(Source records)
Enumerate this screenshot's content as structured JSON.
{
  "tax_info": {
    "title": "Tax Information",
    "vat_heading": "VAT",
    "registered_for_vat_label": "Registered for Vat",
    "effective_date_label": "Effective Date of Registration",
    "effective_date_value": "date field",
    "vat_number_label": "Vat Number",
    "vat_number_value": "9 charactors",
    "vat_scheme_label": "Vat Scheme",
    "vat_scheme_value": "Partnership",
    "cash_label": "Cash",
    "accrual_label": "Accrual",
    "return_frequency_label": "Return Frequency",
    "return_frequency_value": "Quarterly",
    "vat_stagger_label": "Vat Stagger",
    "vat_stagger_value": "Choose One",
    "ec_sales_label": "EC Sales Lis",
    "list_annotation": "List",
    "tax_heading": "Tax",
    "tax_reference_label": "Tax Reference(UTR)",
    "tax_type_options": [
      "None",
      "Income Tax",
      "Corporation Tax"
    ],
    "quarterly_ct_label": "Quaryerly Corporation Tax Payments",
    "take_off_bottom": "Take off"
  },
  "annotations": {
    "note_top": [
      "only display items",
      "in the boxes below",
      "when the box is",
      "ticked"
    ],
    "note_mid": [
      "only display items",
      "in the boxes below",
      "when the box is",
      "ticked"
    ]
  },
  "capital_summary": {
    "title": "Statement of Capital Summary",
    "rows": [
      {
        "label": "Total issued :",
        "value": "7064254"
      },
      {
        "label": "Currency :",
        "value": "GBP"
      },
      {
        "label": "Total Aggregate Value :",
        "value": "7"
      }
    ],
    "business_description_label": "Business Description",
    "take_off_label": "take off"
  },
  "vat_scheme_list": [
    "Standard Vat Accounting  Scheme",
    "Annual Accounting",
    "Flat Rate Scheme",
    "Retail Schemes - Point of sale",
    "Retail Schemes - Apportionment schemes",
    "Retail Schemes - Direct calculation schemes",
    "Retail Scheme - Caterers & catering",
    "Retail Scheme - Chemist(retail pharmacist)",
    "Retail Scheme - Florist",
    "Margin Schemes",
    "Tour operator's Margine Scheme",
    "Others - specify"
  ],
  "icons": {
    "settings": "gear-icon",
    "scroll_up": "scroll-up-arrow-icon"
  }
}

TASK INSTRUCTIONS:
From the records above, pick out and copy each line holding the word "Accounting".

TASK RESPONSE:
    "Standard Vat Accounting  Scheme",
    "Annual Accounting",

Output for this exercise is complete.